### [Supplied entries]

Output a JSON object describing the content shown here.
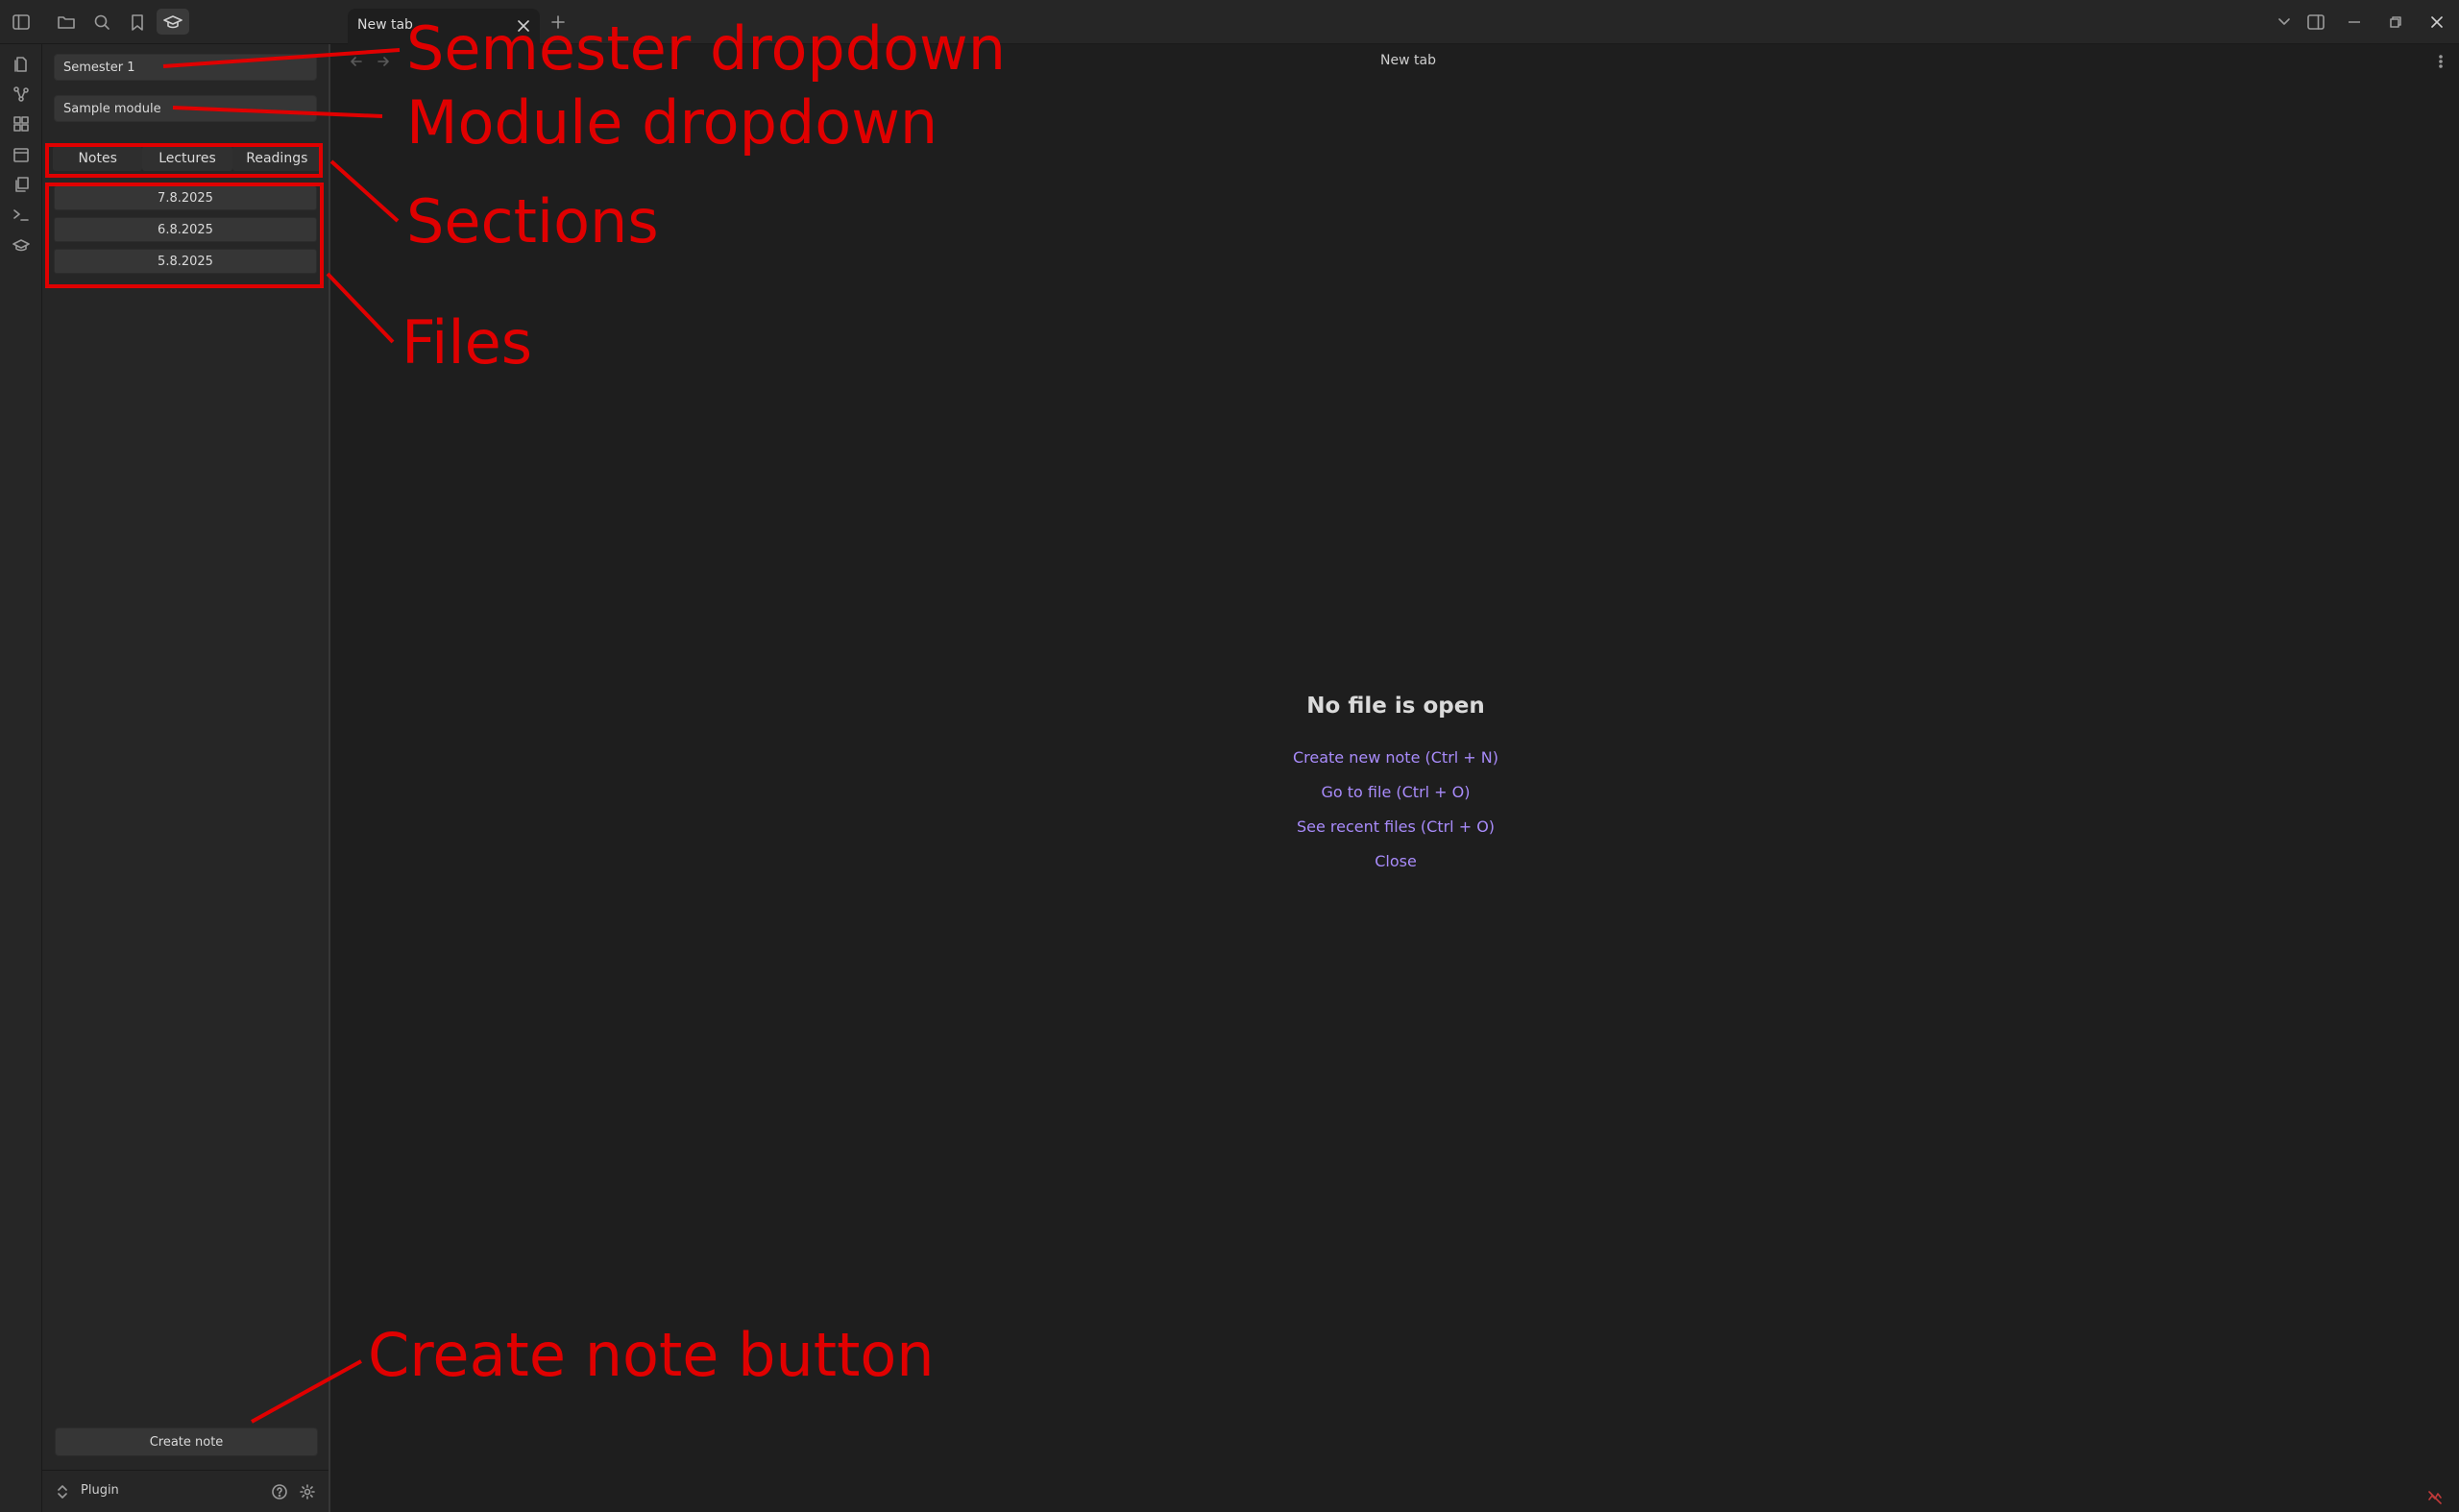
{
  "tab": {
    "title": "New tab"
  },
  "header": {
    "title": "New tab"
  },
  "sidebar": {
    "semester_dropdown": "Semester 1",
    "module_dropdown": "Sample module",
    "sections": [
      "Notes",
      "Lectures",
      "Readings"
    ],
    "files": [
      "7.8.2025",
      "6.8.2025",
      "5.8.2025"
    ],
    "create_note_label": "Create note",
    "footer_label": "Plugin"
  },
  "main": {
    "empty_title": "No file is open",
    "actions": [
      "Create new note (Ctrl + N)",
      "Go to file (Ctrl + O)",
      "See recent files (Ctrl + O)",
      "Close"
    ]
  },
  "annotations": {
    "semester": "Semester dropdown",
    "module": "Module dropdown",
    "sections": "Sections",
    "files": "Files",
    "create": "Create note button"
  },
  "colors": {
    "accent": "#a88bfa",
    "annotation": "#e00000",
    "background": "#1e1e1e",
    "panel": "#262626"
  }
}
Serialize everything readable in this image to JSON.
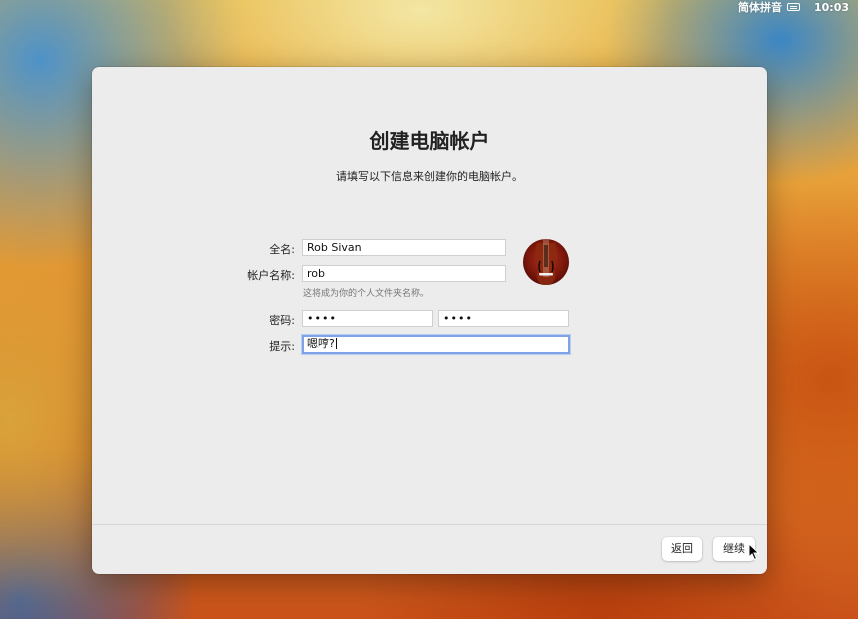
{
  "menubar": {
    "input_method": "简体拼音",
    "keyboard_icon": "keyboard-icon",
    "clock": "10:03"
  },
  "dialog": {
    "title": "创建电脑帐户",
    "subtitle": "请填写以下信息来创建你的电脑帐户。",
    "fullname": {
      "label": "全名:",
      "value": "Rob Sivan"
    },
    "account": {
      "label": "帐户名称:",
      "value": "rob",
      "helper": "这将成为你的个人文件夹名称。"
    },
    "password": {
      "label": "密码:",
      "value": "••••",
      "verify": "••••"
    },
    "hint": {
      "label": "提示:",
      "value": "嗯哼?"
    },
    "avatar_icon": "violin-avatar-icon",
    "back_label": "返回",
    "continue_label": "继续"
  },
  "colors": {
    "focus_ring": "#7fa3e6",
    "window_bg": "#ececec"
  }
}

### [Objective]
Set the pictures aside and transcribe the data above exactly.

### [Written answer]
Output a JSON object describing the content shown here.
{
  "tab": {
    "title": "New tab"
  },
  "header": {
    "title": "New tab"
  },
  "sidebar": {
    "semester_dropdown": "Semester 1",
    "module_dropdown": "Sample module",
    "sections": [
      "Notes",
      "Lectures",
      "Readings"
    ],
    "files": [
      "7.8.2025",
      "6.8.2025",
      "5.8.2025"
    ],
    "create_note_label": "Create note",
    "footer_label": "Plugin"
  },
  "main": {
    "empty_title": "No file is open",
    "actions": [
      "Create new note (Ctrl + N)",
      "Go to file (Ctrl + O)",
      "See recent files (Ctrl + O)",
      "Close"
    ]
  },
  "annotations": {
    "semester": "Semester dropdown",
    "module": "Module dropdown",
    "sections": "Sections",
    "files": "Files",
    "create": "Create note button"
  },
  "colors": {
    "accent": "#a88bfa",
    "annotation": "#e00000",
    "background": "#1e1e1e",
    "panel": "#262626"
  }
}
Serialize everything readable in this image to JSON.
{
  "menubar": {
    "input_method": "简体拼音",
    "keyboard_icon": "keyboard-icon",
    "clock": "10:03"
  },
  "dialog": {
    "title": "创建电脑帐户",
    "subtitle": "请填写以下信息来创建你的电脑帐户。",
    "fullname": {
      "label": "全名:",
      "value": "Rob Sivan"
    },
    "account": {
      "label": "帐户名称:",
      "value": "rob",
      "helper": "这将成为你的个人文件夹名称。"
    },
    "password": {
      "label": "密码:",
      "value": "••••",
      "verify": "••••"
    },
    "hint": {
      "label": "提示:",
      "value": "嗯哼?"
    },
    "avatar_icon": "violin-avatar-icon",
    "back_label": "返回",
    "continue_label": "继续"
  },
  "colors": {
    "focus_ring": "#7fa3e6",
    "window_bg": "#ececec"
  }
}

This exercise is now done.